### RECORDS SUPPLIED ###
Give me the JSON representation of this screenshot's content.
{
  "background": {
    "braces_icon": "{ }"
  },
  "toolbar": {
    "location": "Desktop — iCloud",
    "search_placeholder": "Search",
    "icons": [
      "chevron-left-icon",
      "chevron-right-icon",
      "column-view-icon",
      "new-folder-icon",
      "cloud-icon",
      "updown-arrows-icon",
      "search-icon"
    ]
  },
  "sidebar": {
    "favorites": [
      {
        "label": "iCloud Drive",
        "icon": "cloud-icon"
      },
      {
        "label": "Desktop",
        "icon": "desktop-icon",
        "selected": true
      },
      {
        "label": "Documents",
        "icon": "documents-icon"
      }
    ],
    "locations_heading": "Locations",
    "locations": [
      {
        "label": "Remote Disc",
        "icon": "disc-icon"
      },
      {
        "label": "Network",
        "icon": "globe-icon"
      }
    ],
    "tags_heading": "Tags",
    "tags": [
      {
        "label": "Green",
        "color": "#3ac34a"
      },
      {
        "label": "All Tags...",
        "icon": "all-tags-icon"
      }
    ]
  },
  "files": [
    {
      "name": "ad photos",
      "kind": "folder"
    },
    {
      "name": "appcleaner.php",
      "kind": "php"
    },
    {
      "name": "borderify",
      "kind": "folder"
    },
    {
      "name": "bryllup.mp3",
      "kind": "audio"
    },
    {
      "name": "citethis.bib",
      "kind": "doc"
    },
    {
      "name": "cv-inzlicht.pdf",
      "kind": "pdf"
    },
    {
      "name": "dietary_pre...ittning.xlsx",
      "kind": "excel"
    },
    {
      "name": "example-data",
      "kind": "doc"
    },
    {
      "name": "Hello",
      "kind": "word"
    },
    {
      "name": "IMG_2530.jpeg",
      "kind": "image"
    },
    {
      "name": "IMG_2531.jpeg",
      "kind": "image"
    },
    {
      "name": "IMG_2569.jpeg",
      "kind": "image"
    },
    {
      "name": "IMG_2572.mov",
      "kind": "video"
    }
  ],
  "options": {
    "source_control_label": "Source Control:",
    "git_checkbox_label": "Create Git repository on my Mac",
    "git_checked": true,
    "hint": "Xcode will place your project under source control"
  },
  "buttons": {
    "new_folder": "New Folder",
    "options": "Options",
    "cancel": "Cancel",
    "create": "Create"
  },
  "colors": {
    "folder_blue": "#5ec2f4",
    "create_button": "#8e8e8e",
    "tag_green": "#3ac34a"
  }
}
###
YOUR INSTRUCTIONS. Exactly reproduce all of the entries.

ANSWER.
Give me the JSON representation of this screenshot's content.
{
  "background": {
    "braces_icon": "{ }"
  },
  "toolbar": {
    "location": "Desktop — iCloud",
    "search_placeholder": "Search",
    "icons": [
      "chevron-left-icon",
      "chevron-right-icon",
      "column-view-icon",
      "new-folder-icon",
      "cloud-icon",
      "updown-arrows-icon",
      "search-icon"
    ]
  },
  "sidebar": {
    "favorites": [
      {
        "label": "iCloud Drive",
        "icon": "cloud-icon"
      },
      {
        "label": "Desktop",
        "icon": "desktop-icon",
        "selected": true
      },
      {
        "label": "Documents",
        "icon": "documents-icon"
      }
    ],
    "locations_heading": "Locations",
    "locations": [
      {
        "label": "Remote Disc",
        "icon": "disc-icon"
      },
      {
        "label": "Network",
        "icon": "globe-icon"
      }
    ],
    "tags_heading": "Tags",
    "tags": [
      {
        "label": "Green",
        "color": "#3ac34a"
      },
      {
        "label": "All Tags...",
        "icon": "all-tags-icon"
      }
    ]
  },
  "files": [
    {
      "name": "ad photos",
      "kind": "folder"
    },
    {
      "name": "appcleaner.php",
      "kind": "php"
    },
    {
      "name": "borderify",
      "kind": "folder"
    },
    {
      "name": "bryllup.mp3",
      "kind": "audio"
    },
    {
      "name": "citethis.bib",
      "kind": "doc"
    },
    {
      "name": "cv-inzlicht.pdf",
      "kind": "pdf"
    },
    {
      "name": "dietary_pre...ittning.xlsx",
      "kind": "excel"
    },
    {
      "name": "example-data",
      "kind": "doc"
    },
    {
      "name": "Hello",
      "kind": "word"
    },
    {
      "name": "IMG_2530.jpeg",
      "kind": "image"
    },
    {
      "name": "IMG_2531.jpeg",
      "kind": "image"
    },
    {
      "name": "IMG_2569.jpeg",
      "kind": "image"
    },
    {
      "name": "IMG_2572.mov",
      "kind": "video"
    }
  ],
  "options": {
    "source_control_label": "Source Control:",
    "git_checkbox_label": "Create Git repository on my Mac",
    "git_checked": true,
    "hint": "Xcode will place your project under source control"
  },
  "buttons": {
    "new_folder": "New Folder",
    "options": "Options",
    "cancel": "Cancel",
    "create": "Create"
  },
  "colors": {
    "folder_blue": "#5ec2f4",
    "create_button": "#8e8e8e",
    "tag_green": "#3ac34a"
  }
}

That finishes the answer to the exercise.